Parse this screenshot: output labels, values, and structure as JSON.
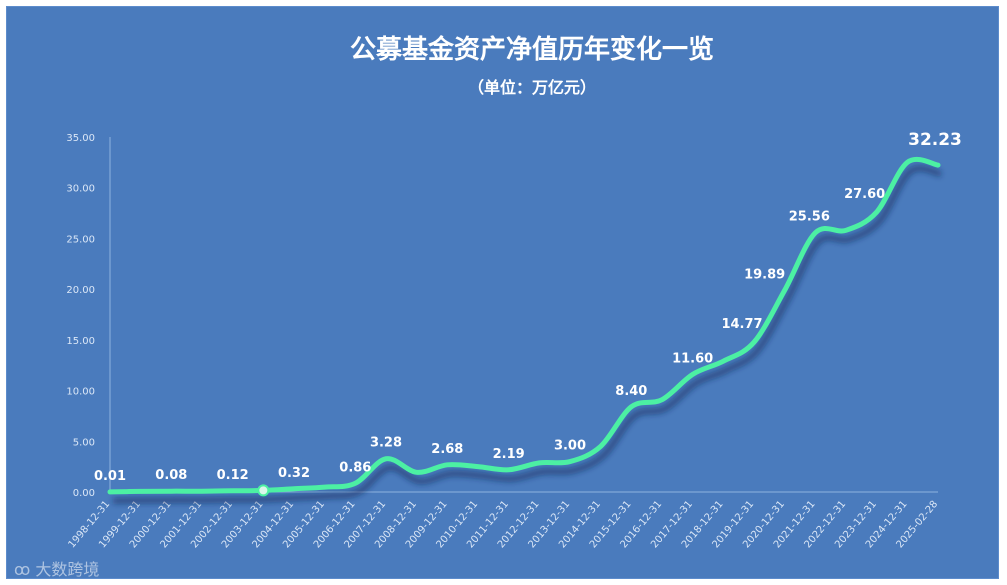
{
  "chart_data": {
    "type": "line",
    "title": "公募基金资产净值历年变化一览",
    "subtitle": "（单位：万亿元）",
    "categories": [
      "1998-12-31",
      "1999-12-31",
      "2000-12-31",
      "2001-12-31",
      "2002-12-31",
      "2003-12-31",
      "2004-12-31",
      "2005-12-31",
      "2006-12-31",
      "2007-12-31",
      "2008-12-31",
      "2009-12-31",
      "2010-12-31",
      "2011-12-31",
      "2012-12-31",
      "2013-12-31",
      "2014-12-31",
      "2015-12-31",
      "2016-12-31",
      "2017-12-31",
      "2018-12-31",
      "2019-12-31",
      "2020-12-31",
      "2021-12-31",
      "2022-12-31",
      "2023-12-31",
      "2024-12-31",
      "2025-02-28"
    ],
    "values": [
      0.01,
      0.06,
      0.08,
      0.08,
      0.12,
      0.16,
      0.32,
      0.48,
      0.86,
      3.28,
      1.94,
      2.68,
      2.5,
      2.19,
      2.87,
      3.0,
      4.5,
      8.4,
      9.1,
      11.6,
      12.9,
      14.77,
      19.89,
      25.56,
      25.8,
      27.6,
      32.5,
      32.23
    ],
    "data_labels": [
      {
        "index": 0,
        "text": "0.01"
      },
      {
        "index": 2,
        "text": "0.08"
      },
      {
        "index": 4,
        "text": "0.12"
      },
      {
        "index": 6,
        "text": "0.32"
      },
      {
        "index": 8,
        "text": "0.86"
      },
      {
        "index": 9,
        "text": "3.28"
      },
      {
        "index": 11,
        "text": "2.68"
      },
      {
        "index": 13,
        "text": "2.19"
      },
      {
        "index": 15,
        "text": "3.00"
      },
      {
        "index": 17,
        "text": "8.40"
      },
      {
        "index": 19,
        "text": "11.60"
      },
      {
        "index": 21,
        "text": "14.77"
      },
      {
        "index": 22,
        "text": "19.89"
      },
      {
        "index": 23,
        "text": "25.56"
      },
      {
        "index": 25,
        "text": "27.60"
      },
      {
        "index": 27,
        "text": "32.23"
      }
    ],
    "yticks": [
      "0.00",
      "5.00",
      "10.00",
      "15.00",
      "20.00",
      "25.00",
      "30.00",
      "35.00"
    ],
    "ylim": [
      0,
      35
    ],
    "grid": false,
    "colors": {
      "background": "#4a7bbd",
      "line": "#4cf0a3",
      "text": "#ffffff"
    }
  },
  "watermark": "大数跨境"
}
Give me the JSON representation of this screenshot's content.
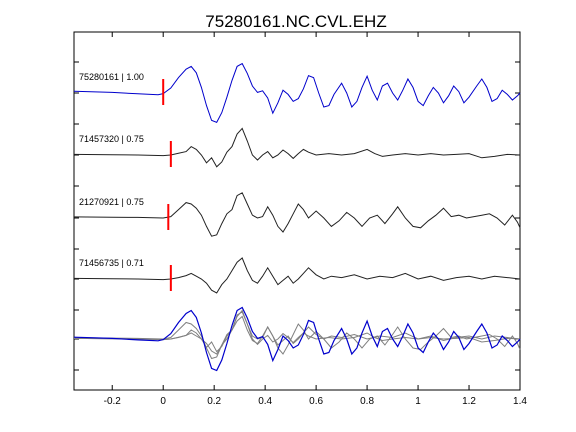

--------------------

> _EXERCISE DESCRIPTION_:
Every line of the records that includes the word "values" should be gathered.

> _WORKED ANSWER_:
Parse this screenshot: output labels, values, and structure as JSON.
    "values": [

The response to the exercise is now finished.